**MATERIAL TO PROCESS**
--------------------------------

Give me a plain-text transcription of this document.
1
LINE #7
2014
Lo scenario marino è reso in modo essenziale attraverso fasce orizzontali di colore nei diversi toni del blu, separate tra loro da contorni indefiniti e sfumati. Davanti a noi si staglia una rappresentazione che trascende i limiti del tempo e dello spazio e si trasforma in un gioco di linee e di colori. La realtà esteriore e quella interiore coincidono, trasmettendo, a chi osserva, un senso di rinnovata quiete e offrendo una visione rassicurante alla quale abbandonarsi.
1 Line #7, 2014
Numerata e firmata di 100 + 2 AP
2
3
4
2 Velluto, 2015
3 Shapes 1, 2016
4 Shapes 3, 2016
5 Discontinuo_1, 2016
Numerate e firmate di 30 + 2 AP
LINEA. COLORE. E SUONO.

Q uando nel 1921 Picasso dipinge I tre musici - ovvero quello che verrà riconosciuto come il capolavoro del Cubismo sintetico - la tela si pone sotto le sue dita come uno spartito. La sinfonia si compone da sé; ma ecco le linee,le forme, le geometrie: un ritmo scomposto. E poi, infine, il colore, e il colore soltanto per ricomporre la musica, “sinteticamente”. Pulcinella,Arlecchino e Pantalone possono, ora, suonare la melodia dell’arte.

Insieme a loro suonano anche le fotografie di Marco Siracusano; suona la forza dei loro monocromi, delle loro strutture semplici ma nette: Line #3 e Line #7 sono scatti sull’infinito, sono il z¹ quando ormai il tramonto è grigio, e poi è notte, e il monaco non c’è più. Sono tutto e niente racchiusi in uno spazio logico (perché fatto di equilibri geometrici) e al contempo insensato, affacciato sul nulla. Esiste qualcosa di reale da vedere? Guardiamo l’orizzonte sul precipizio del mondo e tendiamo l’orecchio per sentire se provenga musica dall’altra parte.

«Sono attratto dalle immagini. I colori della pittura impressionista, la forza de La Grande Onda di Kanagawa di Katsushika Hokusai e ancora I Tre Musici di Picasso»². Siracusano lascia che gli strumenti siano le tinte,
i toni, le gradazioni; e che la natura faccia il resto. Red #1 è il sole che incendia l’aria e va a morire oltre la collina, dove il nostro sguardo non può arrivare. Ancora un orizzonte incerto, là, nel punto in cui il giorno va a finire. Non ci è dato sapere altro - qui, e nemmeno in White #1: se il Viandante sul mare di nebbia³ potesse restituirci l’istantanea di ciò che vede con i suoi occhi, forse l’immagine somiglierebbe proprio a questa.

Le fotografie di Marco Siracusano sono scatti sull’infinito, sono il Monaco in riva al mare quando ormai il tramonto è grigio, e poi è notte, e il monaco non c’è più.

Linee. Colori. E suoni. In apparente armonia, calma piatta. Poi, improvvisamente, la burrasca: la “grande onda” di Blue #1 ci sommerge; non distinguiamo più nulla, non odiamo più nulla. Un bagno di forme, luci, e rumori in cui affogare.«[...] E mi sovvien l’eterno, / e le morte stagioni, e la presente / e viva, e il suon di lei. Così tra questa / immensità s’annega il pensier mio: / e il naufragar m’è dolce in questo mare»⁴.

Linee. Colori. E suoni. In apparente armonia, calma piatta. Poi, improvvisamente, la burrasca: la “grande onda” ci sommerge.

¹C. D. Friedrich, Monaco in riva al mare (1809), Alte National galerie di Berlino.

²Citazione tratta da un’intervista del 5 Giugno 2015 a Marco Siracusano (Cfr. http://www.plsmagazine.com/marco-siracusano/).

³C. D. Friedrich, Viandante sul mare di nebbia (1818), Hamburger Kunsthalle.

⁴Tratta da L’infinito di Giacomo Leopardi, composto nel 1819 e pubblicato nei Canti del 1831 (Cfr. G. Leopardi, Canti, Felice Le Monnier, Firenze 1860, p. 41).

--------------------------------

**YOUR OBJECTIVE**
Exactly as shown above, return every record.

**EXERCISE SOLUTION**
Give me a plain-text transcription of this document.
1
LINE #7
2014
Lo scenario marino è reso in modo essenziale attraverso fasce orizzontali di colore nei diversi toni del blu, separate tra loro da contorni indefiniti e sfumati. Davanti a noi si staglia una rappresentazione che trascende i limiti del tempo e dello spazio e si trasforma in un gioco di linee e di colori. La realtà esteriore e quella interiore coincidono, trasmettendo, a chi osserva, un senso di rinnovata quiete e offrendo una visione rassicurante alla quale abbandonarsi.
1 Line #7, 2014
Numerata e firmata di 100 + 2 AP
2
3
4
2 Velluto, 2015
3 Shapes 1, 2016
4 Shapes 3, 2016
5 Discontinuo_1, 2016
Numerate e firmate di 30 + 2 AP
LINEA. COLORE. E SUONO.

Q uando nel 1921 Picasso dipinge I tre musici - ovvero quello che verrà riconosciuto come il capolavoro del Cubismo sintetico - la tela si pone sotto le sue dita come uno spartito. La sinfonia si compone da sé; ma ecco le linee,le forme, le geometrie: un ritmo scomposto. E poi, infine, il colore, e il colore soltanto per ricomporre la musica, “sinteticamente”. Pulcinella,Arlecchino e Pantalone possono, ora, suonare la melodia dell’arte.

Insieme a loro suonano anche le fotografie di Marco Siracusano; suona la forza dei loro monocromi, delle loro strutture semplici ma nette: Line #3 e Line #7 sono scatti sull’infinito, sono il z¹ quando ormai il tramonto è grigio, e poi è notte, e il monaco non c’è più. Sono tutto e niente racchiusi in uno spazio logico (perché fatto di equilibri geometrici) e al contempo insensato, affacciato sul nulla. Esiste qualcosa di reale da vedere? Guardiamo l’orizzonte sul precipizio del mondo e tendiamo l’orecchio per sentire se provenga musica dall’altra parte.

«Sono attratto dalle immagini. I colori della pittura impressionista, la forza de La Grande Onda di Kanagawa di Katsushika Hokusai e ancora I Tre Musici di Picasso»². Siracusano lascia che gli strumenti siano le tinte,
i toni, le gradazioni; e che la natura faccia il resto. Red #1 è il sole che incendia l’aria e va a morire oltre la collina, dove il nostro sguardo non può arrivare. Ancora un orizzonte incerto, là, nel punto in cui il giorno va a finire. Non ci è dato sapere altro - qui, e nemmeno in White #1: se il Viandante sul mare di nebbia³ potesse restituirci l’istantanea di ciò che vede con i suoi occhi, forse l’immagine somiglierebbe proprio a questa.

Le fotografie di Marco Siracusano sono scatti sull’infinito, sono il Monaco in riva al mare quando ormai il tramonto è grigio, e poi è notte, e il monaco non c’è più.

Linee. Colori. E suoni. In apparente armonia, calma piatta. Poi, improvvisamente, la burrasca: la “grande onda” di Blue #1 ci sommerge; non distinguiamo più nulla, non odiamo più nulla. Un bagno di forme, luci, e rumori in cui affogare.«[...] E mi sovvien l’eterno, / e le morte stagioni, e la presente / e viva, e il suon di lei. Così tra questa / immensità s’annega il pensier mio: / e il naufragar m’è dolce in questo mare»⁴.

Linee. Colori. E suoni. In apparente armonia, calma piatta. Poi, improvvisamente, la burrasca: la “grande onda” ci sommerge.

¹C. D. Friedrich, Monaco in riva al mare (1809), Alte National galerie di Berlino.

²Citazione tratta da un’intervista del 5 Giugno 2015 a Marco Siracusano (Cfr. http://www.plsmagazine.com/marco-siracusano/).

³C. D. Friedrich, Viandante sul mare di nebbia (1818), Hamburger Kunsthalle.

⁴Tratta da L’infinito di Giacomo Leopardi, composto nel 1819 e pubblicato nei Canti del 1831 (Cfr. G. Leopardi, Canti, Felice Le Monnier, Firenze 1860, p. 41).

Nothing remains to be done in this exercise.